Stored data entries:
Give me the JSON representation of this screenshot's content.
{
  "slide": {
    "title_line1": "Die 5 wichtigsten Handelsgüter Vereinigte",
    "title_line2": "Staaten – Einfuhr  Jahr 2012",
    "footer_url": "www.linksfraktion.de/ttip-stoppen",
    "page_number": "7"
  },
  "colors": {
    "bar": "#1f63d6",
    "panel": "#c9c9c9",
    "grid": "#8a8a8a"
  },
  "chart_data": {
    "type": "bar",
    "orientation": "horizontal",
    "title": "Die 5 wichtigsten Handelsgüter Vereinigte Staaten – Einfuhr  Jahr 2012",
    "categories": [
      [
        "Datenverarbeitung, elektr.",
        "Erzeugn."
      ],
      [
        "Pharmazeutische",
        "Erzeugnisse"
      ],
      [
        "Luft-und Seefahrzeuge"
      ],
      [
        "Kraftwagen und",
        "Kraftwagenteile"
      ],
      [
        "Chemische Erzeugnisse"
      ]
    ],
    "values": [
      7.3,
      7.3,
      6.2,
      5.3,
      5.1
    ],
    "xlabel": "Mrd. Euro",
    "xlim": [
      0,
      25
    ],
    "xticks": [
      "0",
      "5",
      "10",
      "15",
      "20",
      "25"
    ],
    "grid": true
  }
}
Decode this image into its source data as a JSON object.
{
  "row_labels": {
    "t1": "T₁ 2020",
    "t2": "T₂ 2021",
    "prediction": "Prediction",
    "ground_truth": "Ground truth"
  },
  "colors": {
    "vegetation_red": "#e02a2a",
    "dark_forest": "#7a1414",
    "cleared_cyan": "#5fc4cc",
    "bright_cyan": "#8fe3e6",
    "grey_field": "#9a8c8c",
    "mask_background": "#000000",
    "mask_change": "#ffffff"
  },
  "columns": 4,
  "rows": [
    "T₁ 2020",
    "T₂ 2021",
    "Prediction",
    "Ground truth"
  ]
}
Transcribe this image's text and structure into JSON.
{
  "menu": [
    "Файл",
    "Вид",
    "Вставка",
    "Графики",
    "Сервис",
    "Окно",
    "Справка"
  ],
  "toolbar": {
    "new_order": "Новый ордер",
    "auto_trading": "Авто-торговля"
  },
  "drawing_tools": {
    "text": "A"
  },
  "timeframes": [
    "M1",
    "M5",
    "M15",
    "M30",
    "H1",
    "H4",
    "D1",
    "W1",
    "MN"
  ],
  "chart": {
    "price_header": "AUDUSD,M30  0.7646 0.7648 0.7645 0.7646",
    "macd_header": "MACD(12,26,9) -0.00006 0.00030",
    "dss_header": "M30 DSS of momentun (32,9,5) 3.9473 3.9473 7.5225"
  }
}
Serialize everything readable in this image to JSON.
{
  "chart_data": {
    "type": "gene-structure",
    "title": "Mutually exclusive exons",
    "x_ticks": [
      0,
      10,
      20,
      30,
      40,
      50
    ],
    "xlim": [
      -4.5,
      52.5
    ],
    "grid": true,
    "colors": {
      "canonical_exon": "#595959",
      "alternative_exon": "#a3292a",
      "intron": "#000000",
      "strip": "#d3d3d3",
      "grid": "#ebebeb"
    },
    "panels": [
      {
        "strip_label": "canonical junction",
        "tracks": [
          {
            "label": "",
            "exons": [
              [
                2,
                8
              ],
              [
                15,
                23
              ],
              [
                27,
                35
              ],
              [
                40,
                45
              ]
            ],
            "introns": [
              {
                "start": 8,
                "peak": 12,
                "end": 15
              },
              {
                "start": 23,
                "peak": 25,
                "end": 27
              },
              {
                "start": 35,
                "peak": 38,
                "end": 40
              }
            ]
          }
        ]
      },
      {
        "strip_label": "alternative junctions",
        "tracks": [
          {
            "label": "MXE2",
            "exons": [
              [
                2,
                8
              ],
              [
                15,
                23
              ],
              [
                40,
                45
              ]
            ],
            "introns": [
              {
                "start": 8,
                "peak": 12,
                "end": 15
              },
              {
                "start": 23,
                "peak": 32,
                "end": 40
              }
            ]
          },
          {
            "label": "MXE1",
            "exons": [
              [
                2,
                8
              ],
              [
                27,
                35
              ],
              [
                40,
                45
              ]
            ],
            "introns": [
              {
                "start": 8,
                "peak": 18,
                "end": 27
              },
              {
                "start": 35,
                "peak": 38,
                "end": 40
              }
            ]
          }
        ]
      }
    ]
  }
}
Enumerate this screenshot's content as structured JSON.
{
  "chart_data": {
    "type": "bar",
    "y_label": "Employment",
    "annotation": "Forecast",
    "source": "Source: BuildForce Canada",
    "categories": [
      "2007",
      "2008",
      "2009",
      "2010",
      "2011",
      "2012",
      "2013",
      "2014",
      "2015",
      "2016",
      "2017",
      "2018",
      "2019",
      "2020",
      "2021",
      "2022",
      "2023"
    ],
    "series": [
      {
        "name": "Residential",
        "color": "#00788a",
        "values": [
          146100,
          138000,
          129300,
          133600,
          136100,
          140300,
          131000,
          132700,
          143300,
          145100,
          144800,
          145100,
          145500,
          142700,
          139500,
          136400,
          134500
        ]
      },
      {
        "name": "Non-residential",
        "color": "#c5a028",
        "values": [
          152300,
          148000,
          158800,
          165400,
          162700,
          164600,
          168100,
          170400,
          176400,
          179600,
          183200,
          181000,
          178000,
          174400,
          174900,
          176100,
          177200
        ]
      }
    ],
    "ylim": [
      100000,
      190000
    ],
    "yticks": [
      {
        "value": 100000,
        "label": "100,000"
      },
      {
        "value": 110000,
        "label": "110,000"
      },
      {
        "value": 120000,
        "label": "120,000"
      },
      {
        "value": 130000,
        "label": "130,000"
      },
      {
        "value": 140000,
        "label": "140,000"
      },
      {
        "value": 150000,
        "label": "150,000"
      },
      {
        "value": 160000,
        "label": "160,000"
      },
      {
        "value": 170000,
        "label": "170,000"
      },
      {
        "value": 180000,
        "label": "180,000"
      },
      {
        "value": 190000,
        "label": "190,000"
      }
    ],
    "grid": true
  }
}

- What is needed
Report how many lines hold the string "wichtigsten", giving the number and nothing else.

- Exercise solution
2